### PROBLEM STATEMENT
Every line below should be repeated exactly.

### RAW RECORDS
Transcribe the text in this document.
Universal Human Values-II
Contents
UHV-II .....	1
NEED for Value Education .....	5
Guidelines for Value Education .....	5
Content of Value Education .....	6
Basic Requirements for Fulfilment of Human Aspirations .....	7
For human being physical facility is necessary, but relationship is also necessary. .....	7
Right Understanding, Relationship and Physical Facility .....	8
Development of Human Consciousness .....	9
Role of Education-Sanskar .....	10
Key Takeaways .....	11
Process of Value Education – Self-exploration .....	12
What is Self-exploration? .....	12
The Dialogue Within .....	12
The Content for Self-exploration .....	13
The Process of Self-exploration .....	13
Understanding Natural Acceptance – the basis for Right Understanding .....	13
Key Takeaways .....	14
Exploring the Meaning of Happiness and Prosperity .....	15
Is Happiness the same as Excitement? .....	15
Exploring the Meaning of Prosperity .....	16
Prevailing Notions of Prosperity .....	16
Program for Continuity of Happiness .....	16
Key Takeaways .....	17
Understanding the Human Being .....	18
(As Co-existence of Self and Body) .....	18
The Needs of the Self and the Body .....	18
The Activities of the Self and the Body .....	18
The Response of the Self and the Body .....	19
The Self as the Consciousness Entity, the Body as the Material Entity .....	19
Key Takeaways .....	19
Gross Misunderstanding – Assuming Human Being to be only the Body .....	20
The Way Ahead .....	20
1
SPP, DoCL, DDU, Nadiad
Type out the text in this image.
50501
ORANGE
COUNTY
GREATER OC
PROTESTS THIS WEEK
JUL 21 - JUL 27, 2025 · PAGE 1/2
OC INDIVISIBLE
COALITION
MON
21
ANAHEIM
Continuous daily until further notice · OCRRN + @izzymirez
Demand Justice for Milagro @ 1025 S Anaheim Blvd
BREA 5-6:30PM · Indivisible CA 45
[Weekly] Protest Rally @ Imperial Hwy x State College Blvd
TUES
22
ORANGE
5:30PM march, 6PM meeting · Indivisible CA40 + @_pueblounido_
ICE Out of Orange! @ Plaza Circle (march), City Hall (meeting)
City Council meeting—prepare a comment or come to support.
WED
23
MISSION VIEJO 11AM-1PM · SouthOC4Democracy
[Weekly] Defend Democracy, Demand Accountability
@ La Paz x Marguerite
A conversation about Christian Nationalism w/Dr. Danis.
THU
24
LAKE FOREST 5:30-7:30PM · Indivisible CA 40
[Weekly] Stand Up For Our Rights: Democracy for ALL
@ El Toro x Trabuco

### OUTPUT FOR THIS TASK
Transcribe the text in this document.
Universal Human Values-II
Contents
UHV-II .....	1
NEED for Value Education .....	5
Guidelines for Value Education .....	5
Content of Value Education .....	6
Basic Requirements for Fulfilment of Human Aspirations .....	7
For human being physical facility is necessary, but relationship is also necessary. .....	7
Right Understanding, Relationship and Physical Facility .....	8
Development of Human Consciousness .....	9
Role of Education-Sanskar .....	10
Key Takeaways .....	11
Process of Value Education – Self-exploration .....	12
What is Self-exploration? .....	12
The Dialogue Within .....	12
The Content for Self-exploration .....	13
The Process of Self-exploration .....	13
Understanding Natural Acceptance – the basis for Right Understanding .....	13
Key Takeaways .....	14
Exploring the Meaning of Happiness and Prosperity .....	15
Is Happiness the same as Excitement? .....	15
Exploring the Meaning of Prosperity .....	16
Prevailing Notions of Prosperity .....	16
Program for Continuity of Happiness .....	16
Key Takeaways .....	17
Understanding the Human Being .....	18
(As Co-existence of Self and Body) .....	18
The Needs of the Self and the Body .....	18
The Activities of the Self and the Body .....	18
The Response of the Self and the Body .....	19
The Self as the Consciousness Entity, the Body as the Material Entity .....	19
Key Takeaways .....	19
Gross Misunderstanding – Assuming Human Being to be only the Body .....	20
The Way Ahead .....	20
1
SPP, DoCL, DDU, Nadiad
Type out the text in this image.
50501
ORANGE
COUNTY
GREATER OC
PROTESTS THIS WEEK
JUL 21 - JUL 27, 2025 · PAGE 1/2
OC INDIVISIBLE
COALITION
MON
21
ANAHEIM
Continuous daily until further notice · OCRRN + @izzymirez
Demand Justice for Milagro @ 1025 S Anaheim Blvd
BREA 5-6:30PM · Indivisible CA 45
[Weekly] Protest Rally @ Imperial Hwy x State College Blvd
TUES
22
ORANGE
5:30PM march, 6PM meeting · Indivisible CA40 + @_pueblounido_
ICE Out of Orange! @ Plaza Circle (march), City Hall (meeting)
City Council meeting—prepare a comment or come to support.
WED
23
MISSION VIEJO 11AM-1PM · SouthOC4Democracy
[Weekly] Defend Democracy, Demand Accountability
@ La Paz x Marguerite
A conversation about Christian Nationalism w/Dr. Danis.
THU
24
LAKE FOREST 5:30-7:30PM · Indivisible CA 40
[Weekly] Stand Up For Our Rights: Democracy for ALL
@ El Toro x Trabuco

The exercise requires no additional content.